**WHAT YOU SHOULD DO:** Which lines in the listing below contain the string "Password"? Pick out each of them.

**RECORDS SHOWN:**

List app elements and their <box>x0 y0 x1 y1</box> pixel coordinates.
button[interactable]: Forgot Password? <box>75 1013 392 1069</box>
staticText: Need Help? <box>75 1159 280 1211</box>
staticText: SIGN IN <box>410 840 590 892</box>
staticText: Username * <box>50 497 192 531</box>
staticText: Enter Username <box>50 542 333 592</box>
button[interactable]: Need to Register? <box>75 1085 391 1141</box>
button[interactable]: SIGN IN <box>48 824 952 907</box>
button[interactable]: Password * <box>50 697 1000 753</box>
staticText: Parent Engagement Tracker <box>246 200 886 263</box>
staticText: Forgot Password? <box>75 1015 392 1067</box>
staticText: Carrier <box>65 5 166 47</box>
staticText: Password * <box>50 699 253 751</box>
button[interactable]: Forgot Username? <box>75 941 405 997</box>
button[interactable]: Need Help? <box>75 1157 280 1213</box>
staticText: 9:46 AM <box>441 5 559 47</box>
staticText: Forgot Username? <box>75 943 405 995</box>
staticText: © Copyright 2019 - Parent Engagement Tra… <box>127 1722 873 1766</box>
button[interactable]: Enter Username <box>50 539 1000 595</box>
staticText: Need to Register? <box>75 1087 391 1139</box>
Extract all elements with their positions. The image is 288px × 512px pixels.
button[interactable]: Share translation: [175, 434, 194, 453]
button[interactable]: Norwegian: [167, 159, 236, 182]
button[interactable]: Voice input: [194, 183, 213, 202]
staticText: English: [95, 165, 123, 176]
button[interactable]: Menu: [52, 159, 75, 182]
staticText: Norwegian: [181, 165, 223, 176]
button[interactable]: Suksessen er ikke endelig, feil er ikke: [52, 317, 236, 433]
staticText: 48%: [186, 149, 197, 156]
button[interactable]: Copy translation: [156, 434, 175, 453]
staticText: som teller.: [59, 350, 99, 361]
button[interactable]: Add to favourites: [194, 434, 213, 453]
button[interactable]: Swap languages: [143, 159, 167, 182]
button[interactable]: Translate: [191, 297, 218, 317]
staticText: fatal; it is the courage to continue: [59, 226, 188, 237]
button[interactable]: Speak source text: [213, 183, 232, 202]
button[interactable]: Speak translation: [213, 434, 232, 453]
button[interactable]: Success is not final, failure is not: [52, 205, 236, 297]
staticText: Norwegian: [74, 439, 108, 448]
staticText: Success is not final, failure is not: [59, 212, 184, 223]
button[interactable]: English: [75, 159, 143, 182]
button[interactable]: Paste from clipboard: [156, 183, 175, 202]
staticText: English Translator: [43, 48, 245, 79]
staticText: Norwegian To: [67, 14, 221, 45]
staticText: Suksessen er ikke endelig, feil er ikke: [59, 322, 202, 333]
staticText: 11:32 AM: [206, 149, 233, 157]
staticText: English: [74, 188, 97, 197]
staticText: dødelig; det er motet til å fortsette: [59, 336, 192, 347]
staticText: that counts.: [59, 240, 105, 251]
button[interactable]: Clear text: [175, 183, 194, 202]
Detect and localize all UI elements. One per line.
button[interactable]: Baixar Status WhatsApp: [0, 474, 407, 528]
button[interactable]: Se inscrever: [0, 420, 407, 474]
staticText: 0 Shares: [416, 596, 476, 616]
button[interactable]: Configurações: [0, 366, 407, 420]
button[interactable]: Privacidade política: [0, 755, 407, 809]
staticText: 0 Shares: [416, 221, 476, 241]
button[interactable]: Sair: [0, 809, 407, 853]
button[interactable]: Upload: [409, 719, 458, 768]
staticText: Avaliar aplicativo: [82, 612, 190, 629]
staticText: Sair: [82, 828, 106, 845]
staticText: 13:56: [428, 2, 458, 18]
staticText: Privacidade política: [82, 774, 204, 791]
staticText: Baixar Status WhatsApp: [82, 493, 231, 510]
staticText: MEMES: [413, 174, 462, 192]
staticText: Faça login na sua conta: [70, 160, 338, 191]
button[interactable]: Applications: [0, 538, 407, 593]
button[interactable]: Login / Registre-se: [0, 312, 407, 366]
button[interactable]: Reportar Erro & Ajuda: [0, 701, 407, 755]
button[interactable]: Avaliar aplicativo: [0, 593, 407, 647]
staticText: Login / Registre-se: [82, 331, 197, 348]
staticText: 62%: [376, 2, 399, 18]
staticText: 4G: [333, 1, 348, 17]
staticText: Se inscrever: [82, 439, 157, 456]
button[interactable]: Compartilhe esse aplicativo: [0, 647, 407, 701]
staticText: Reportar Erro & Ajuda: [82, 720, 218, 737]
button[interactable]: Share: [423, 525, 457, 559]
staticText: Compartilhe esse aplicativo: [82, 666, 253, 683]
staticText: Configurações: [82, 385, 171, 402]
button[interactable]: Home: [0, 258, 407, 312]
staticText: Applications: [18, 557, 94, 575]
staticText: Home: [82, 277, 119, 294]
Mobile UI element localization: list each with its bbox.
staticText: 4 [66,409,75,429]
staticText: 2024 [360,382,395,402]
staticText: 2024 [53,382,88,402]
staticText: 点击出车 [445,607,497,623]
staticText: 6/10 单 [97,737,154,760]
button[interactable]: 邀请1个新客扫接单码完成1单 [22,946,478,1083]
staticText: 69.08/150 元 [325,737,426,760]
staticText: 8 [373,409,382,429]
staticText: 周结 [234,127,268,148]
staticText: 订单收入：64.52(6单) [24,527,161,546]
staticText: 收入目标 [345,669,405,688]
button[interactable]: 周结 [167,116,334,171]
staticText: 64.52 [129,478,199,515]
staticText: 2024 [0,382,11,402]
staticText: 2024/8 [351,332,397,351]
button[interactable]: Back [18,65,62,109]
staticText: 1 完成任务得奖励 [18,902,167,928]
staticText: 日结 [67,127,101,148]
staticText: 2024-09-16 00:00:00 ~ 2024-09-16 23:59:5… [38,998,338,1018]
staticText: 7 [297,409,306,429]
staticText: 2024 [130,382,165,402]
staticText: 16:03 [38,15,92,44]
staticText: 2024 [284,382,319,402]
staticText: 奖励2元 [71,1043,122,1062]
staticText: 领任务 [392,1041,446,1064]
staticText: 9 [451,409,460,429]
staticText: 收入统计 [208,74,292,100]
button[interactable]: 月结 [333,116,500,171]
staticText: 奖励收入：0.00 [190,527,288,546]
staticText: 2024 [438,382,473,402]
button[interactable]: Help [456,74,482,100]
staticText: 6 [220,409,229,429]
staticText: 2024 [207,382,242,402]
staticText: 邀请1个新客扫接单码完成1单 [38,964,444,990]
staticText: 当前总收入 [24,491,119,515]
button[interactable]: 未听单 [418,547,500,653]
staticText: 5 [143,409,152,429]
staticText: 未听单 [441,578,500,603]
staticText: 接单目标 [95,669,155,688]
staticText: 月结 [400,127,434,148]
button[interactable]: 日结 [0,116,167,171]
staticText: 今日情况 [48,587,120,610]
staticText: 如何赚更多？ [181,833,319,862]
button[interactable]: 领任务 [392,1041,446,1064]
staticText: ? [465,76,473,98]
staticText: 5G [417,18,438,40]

**THE RESULT:**
button[interactable]: Forgot Password? <box>75 1013 392 1069</box>
button[interactable]: Password * <box>50 697 1000 753</box>
staticText: Forgot Password? <box>75 1015 392 1067</box>
staticText: Password * <box>50 699 253 751</box>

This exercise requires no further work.